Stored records
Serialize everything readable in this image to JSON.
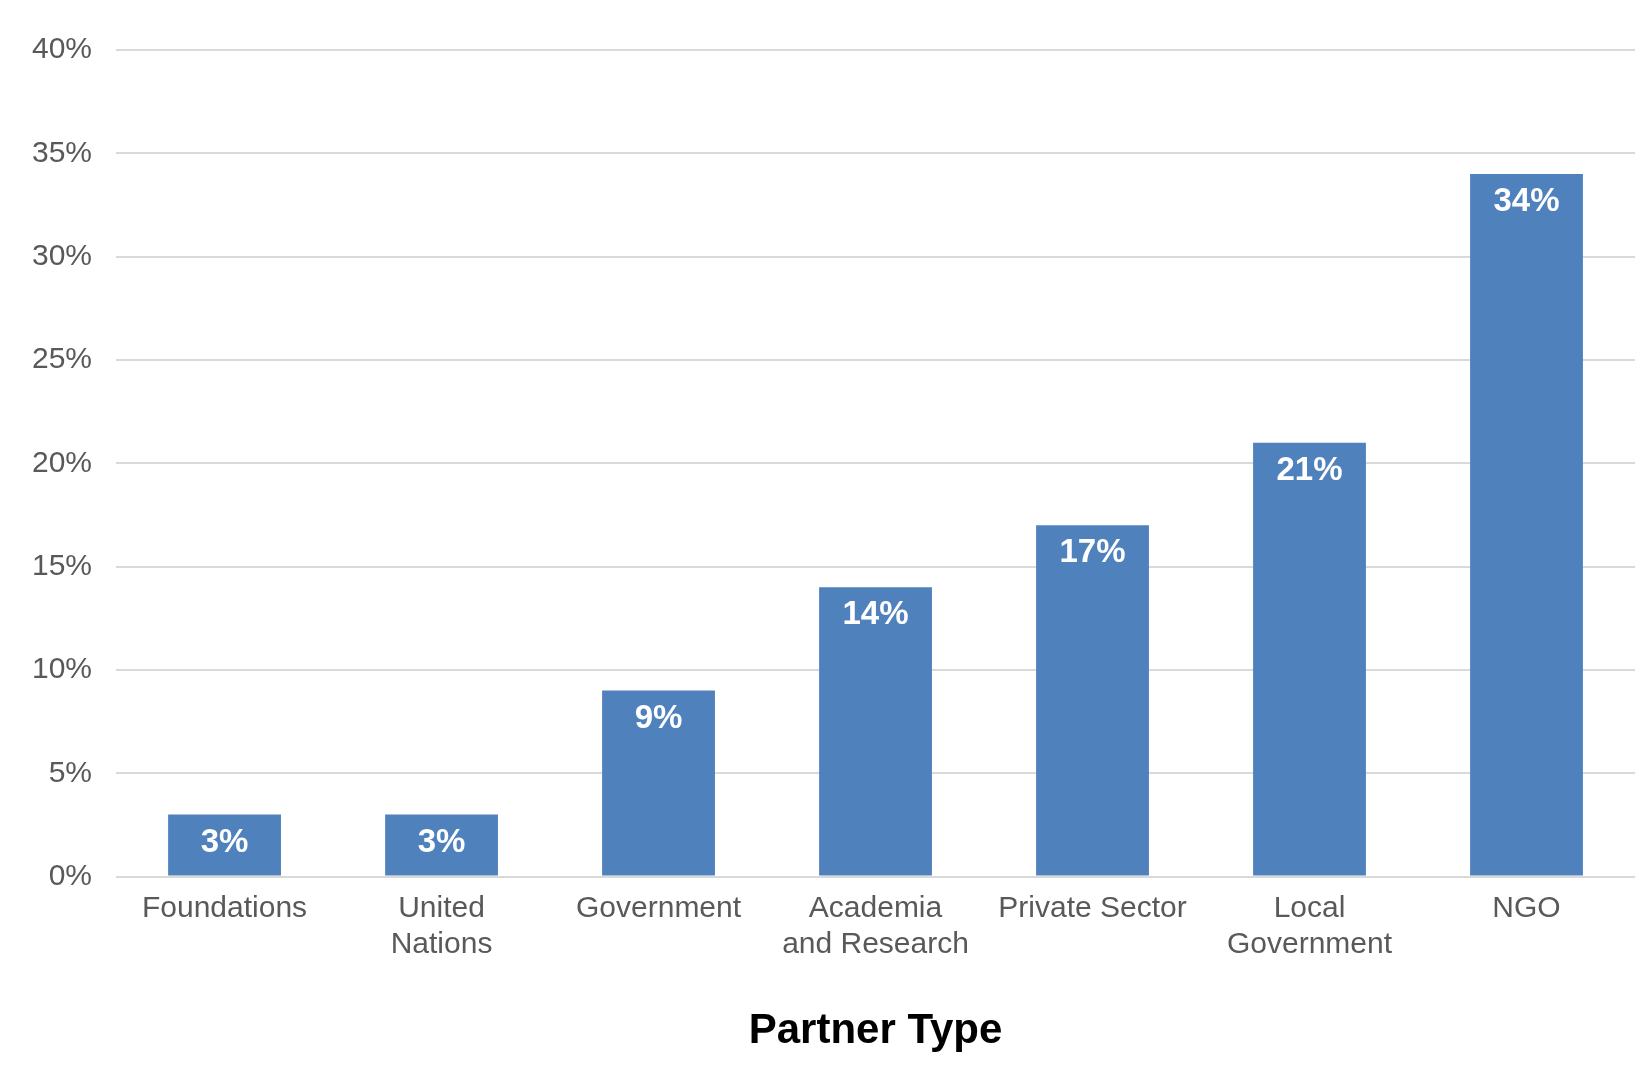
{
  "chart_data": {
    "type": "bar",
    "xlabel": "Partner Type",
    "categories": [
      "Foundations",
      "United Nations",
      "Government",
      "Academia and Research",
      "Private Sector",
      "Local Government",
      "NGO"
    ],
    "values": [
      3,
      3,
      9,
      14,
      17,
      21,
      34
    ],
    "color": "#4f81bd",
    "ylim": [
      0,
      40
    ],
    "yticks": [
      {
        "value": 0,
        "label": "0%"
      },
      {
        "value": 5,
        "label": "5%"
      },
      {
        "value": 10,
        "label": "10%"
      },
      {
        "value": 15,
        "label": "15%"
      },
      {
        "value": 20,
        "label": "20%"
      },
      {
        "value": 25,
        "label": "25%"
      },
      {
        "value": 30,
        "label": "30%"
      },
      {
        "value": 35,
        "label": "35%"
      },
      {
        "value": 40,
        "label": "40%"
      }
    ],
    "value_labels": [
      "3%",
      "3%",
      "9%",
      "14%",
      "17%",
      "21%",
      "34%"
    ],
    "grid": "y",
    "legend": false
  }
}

What to produce >>
Reproduce every line exactly and omit all pictures.

Full output >>
Serialize everything readable in this image to JSON.
{
  "chart_data": {
    "type": "bar",
    "xlabel": "Partner Type",
    "categories": [
      "Foundations",
      "United Nations",
      "Government",
      "Academia and Research",
      "Private Sector",
      "Local Government",
      "NGO"
    ],
    "values": [
      3,
      3,
      9,
      14,
      17,
      21,
      34
    ],
    "color": "#4f81bd",
    "ylim": [
      0,
      40
    ],
    "yticks": [
      {
        "value": 0,
        "label": "0%"
      },
      {
        "value": 5,
        "label": "5%"
      },
      {
        "value": 10,
        "label": "10%"
      },
      {
        "value": 15,
        "label": "15%"
      },
      {
        "value": 20,
        "label": "20%"
      },
      {
        "value": 25,
        "label": "25%"
      },
      {
        "value": 30,
        "label": "30%"
      },
      {
        "value": 35,
        "label": "35%"
      },
      {
        "value": 40,
        "label": "40%"
      }
    ],
    "value_labels": [
      "3%",
      "3%",
      "9%",
      "14%",
      "17%",
      "21%",
      "34%"
    ],
    "grid": "y",
    "legend": false
  }
}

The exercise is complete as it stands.